**EXERCISE TASK**
Keep the pictures out of the copy and repeat the records exactly.

**DATA PROVIDED**
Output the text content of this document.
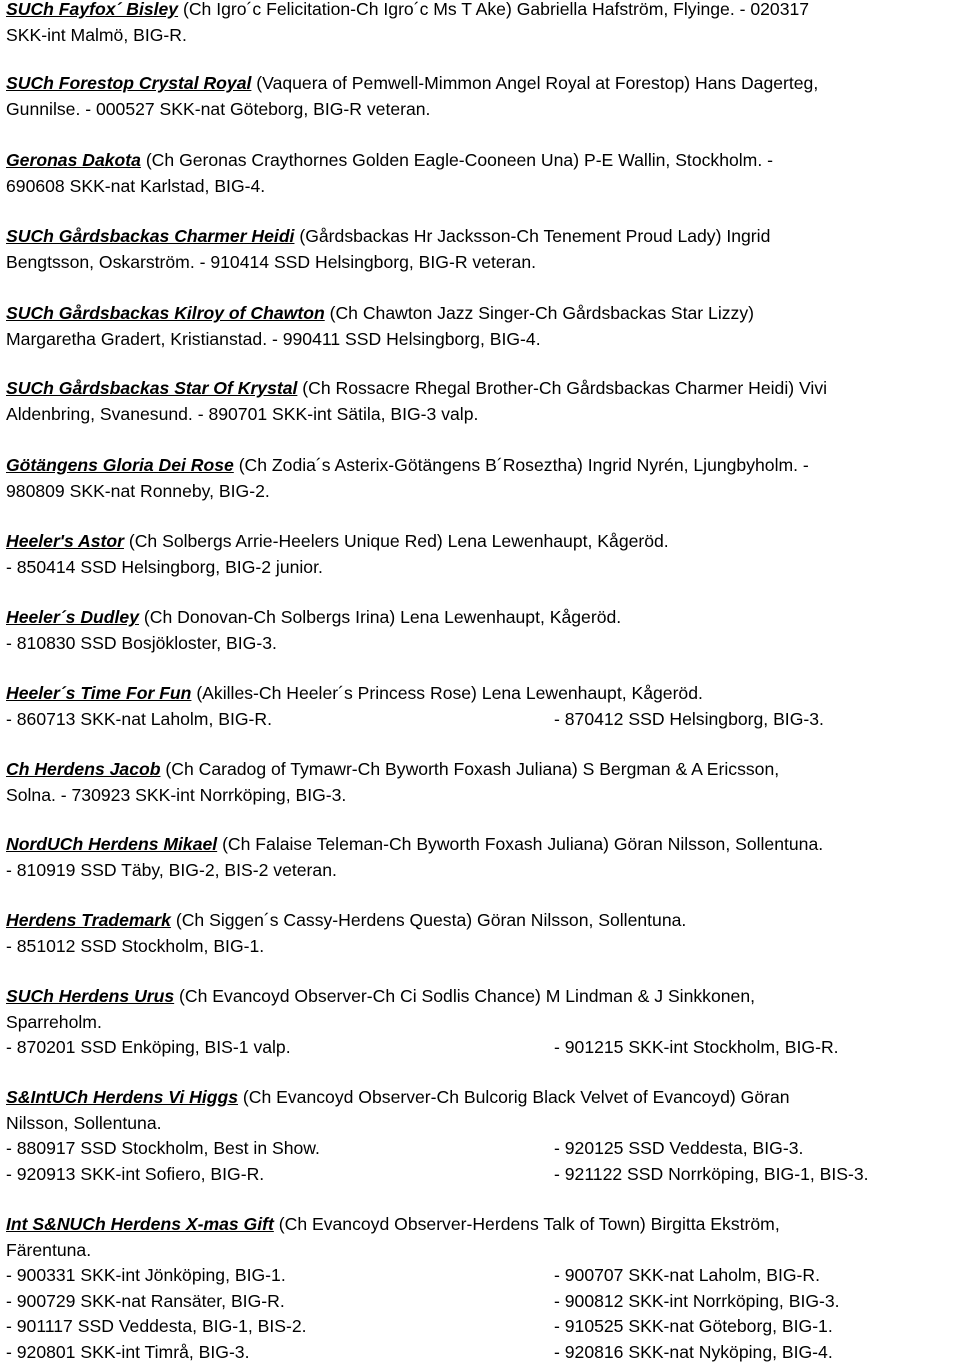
SUCh Fayfox´ Bisley (Ch Igro´c Felicitation-Ch Igro´c Ms T Ake) Gabriella Hafström, Flyinge. - 020317
SKK-int Malmö, BIG-R.
SUCh Forestop Crystal Royal (Vaquera of Pemwell-Mimmon Angel Royal at Forestop) Hans Dagerteg,
Gunnilse. - 000527 SKK-nat Göteborg, BIG-R veteran.
Geronas Dakota (Ch Geronas Craythornes Golden Eagle-Cooneen Una) P-E Wallin, Stockholm. -
690608 SKK-nat Karlstad, BIG-4.
SUCh Gårdsbackas Charmer Heidi (Gårdsbackas Hr Jacksson-Ch Tenement Proud Lady) Ingrid
Bengtsson, Oskarström. - 910414 SSD Helsingborg, BIG-R veteran.
SUCh Gårdsbackas Kilroy of Chawton (Ch Chawton Jazz Singer-Ch Gårdsbackas Star Lizzy)
Margaretha Gradert, Kristianstad. - 990411 SSD Helsingborg, BIG-4.
SUCh Gårdsbackas Star Of Krystal (Ch Rossacre Rhegal Brother-Ch Gårdsbackas Charmer Heidi) Vivi
Aldenbring, Svanesund. - 890701 SKK-int Sätila, BIG-3 valp.
Götängens Gloria Dei Rose (Ch Zodia´s Asterix-Götängens B´Roseztha) Ingrid Nyrén, Ljungbyholm. -
980809 SKK-nat Ronneby, BIG-2.
Heeler's Astor (Ch Solbergs Arrie-Heelers Unique Red) Lena Lewenhaupt, Kågeröd.
- 850414 SSD Helsingborg, BIG-2 junior.
Heeler´s Dudley (Ch Donovan-Ch Solbergs Irina) Lena Lewenhaupt, Kågeröd.
- 810830 SSD Bosjökloster, BIG-3.
Heeler´s Time For Fun (Akilles-Ch Heeler´s Princess Rose) Lena Lewenhaupt, Kågeröd.
- 860713 SKK-nat Laholm, BIG-R.	- 870412 SSD Helsingborg, BIG-3.
Ch Herdens Jacob (Ch Caradog of Tymawr-Ch Byworth Foxash Juliana) S Bergman & A Ericsson,
Solna. - 730923 SKK-int Norrköping, BIG-3.
NordUCh Herdens Mikael (Ch Falaise Teleman-Ch Byworth Foxash Juliana) Göran Nilsson, Sollentuna.
- 810919 SSD Täby, BIG-2, BIS-2 veteran.
Herdens Trademark (Ch Siggen´s Cassy-Herdens Questa) Göran Nilsson, Sollentuna.
- 851012 SSD Stockholm, BIG-1.
SUCh Herdens Urus (Ch Evancoyd Observer-Ch Ci Sodlis Chance) M Lindman & J Sinkkonen,
Sparreholm.
- 870201 SSD Enköping, BIS-1 valp.	- 901215 SKK-int Stockholm, BIG-R.
S&IntUCh Herdens Vi Higgs (Ch Evancoyd Observer-Ch Bulcorig Black Velvet of Evancoyd) Göran
Nilsson, Sollentuna.
- 880917 SSD Stockholm, Best in Show.	- 920125 SSD Veddesta, BIG-3.
- 920913 SKK-int Sofiero, BIG-R.	- 921122 SSD Norrköping, BIG-1, BIS-3.
Int S&NUCh Herdens X-mas Gift (Ch Evancoyd Observer-Herdens Talk of Town) Birgitta Ekström,
Färentuna.
- 900331 SKK-int Jönköping, BIG-1.	- 900707 SKK-nat Laholm, BIG-R.
- 900729 SKK-nat Ransäter, BIG-R.	- 900812 SKK-int Norrköping, BIG-3.
- 901117 SSD Veddesta, BIG-1, BIS-2.	- 910525 SKK-nat Göteborg, BIG-1.
- 920801 SKK-int Timrå, BIG-3.	- 920816 SKK-nat Nyköping, BIG-4.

**SOLVED EXERCISE**
Output the text content of this document.
SUCh Fayfox´ Bisley (Ch Igro´c Felicitation-Ch Igro´c Ms T Ake) Gabriella Hafström, Flyinge. - 020317
SKK-int Malmö, BIG-R.
SUCh Forestop Crystal Royal (Vaquera of Pemwell-Mimmon Angel Royal at Forestop) Hans Dagerteg,
Gunnilse. - 000527 SKK-nat Göteborg, BIG-R veteran.
Geronas Dakota (Ch Geronas Craythornes Golden Eagle-Cooneen Una) P-E Wallin, Stockholm. -
690608 SKK-nat Karlstad, BIG-4.
SUCh Gårdsbackas Charmer Heidi (Gårdsbackas Hr Jacksson-Ch Tenement Proud Lady) Ingrid
Bengtsson, Oskarström. - 910414 SSD Helsingborg, BIG-R veteran.
SUCh Gårdsbackas Kilroy of Chawton (Ch Chawton Jazz Singer-Ch Gårdsbackas Star Lizzy)
Margaretha Gradert, Kristianstad. - 990411 SSD Helsingborg, BIG-4.
SUCh Gårdsbackas Star Of Krystal (Ch Rossacre Rhegal Brother-Ch Gårdsbackas Charmer Heidi) Vivi
Aldenbring, Svanesund. - 890701 SKK-int Sätila, BIG-3 valp.
Götängens Gloria Dei Rose (Ch Zodia´s Asterix-Götängens B´Roseztha) Ingrid Nyrén, Ljungbyholm. -
980809 SKK-nat Ronneby, BIG-2.
Heeler's Astor (Ch Solbergs Arrie-Heelers Unique Red) Lena Lewenhaupt, Kågeröd.
- 850414 SSD Helsingborg, BIG-2 junior.
Heeler´s Dudley (Ch Donovan-Ch Solbergs Irina) Lena Lewenhaupt, Kågeröd.
- 810830 SSD Bosjökloster, BIG-3.
Heeler´s Time For Fun (Akilles-Ch Heeler´s Princess Rose) Lena Lewenhaupt, Kågeröd.
- 860713 SKK-nat Laholm, BIG-R.	- 870412 SSD Helsingborg, BIG-3.
Ch Herdens Jacob (Ch Caradog of Tymawr-Ch Byworth Foxash Juliana) S Bergman & A Ericsson,
Solna. - 730923 SKK-int Norrköping, BIG-3.
NordUCh Herdens Mikael (Ch Falaise Teleman-Ch Byworth Foxash Juliana) Göran Nilsson, Sollentuna.
- 810919 SSD Täby, BIG-2, BIS-2 veteran.
Herdens Trademark (Ch Siggen´s Cassy-Herdens Questa) Göran Nilsson, Sollentuna.
- 851012 SSD Stockholm, BIG-1.
SUCh Herdens Urus (Ch Evancoyd Observer-Ch Ci Sodlis Chance) M Lindman & J Sinkkonen,
Sparreholm.
- 870201 SSD Enköping, BIS-1 valp.	- 901215 SKK-int Stockholm, BIG-R.
S&IntUCh Herdens Vi Higgs (Ch Evancoyd Observer-Ch Bulcorig Black Velvet of Evancoyd) Göran
Nilsson, Sollentuna.
- 880917 SSD Stockholm, Best in Show.	- 920125 SSD Veddesta, BIG-3.
- 920913 SKK-int Sofiero, BIG-R.	- 921122 SSD Norrköping, BIG-1, BIS-3.
Int S&NUCh Herdens X-mas Gift (Ch Evancoyd Observer-Herdens Talk of Town) Birgitta Ekström,
Färentuna.
- 900331 SKK-int Jönköping, BIG-1.	- 900707 SKK-nat Laholm, BIG-R.
- 900729 SKK-nat Ransäter, BIG-R.	- 900812 SKK-int Norrköping, BIG-3.
- 901117 SSD Veddesta, BIG-1, BIS-2.	- 910525 SKK-nat Göteborg, BIG-1.
- 920801 SKK-int Timrå, BIG-3.	- 920816 SKK-nat Nyköping, BIG-4.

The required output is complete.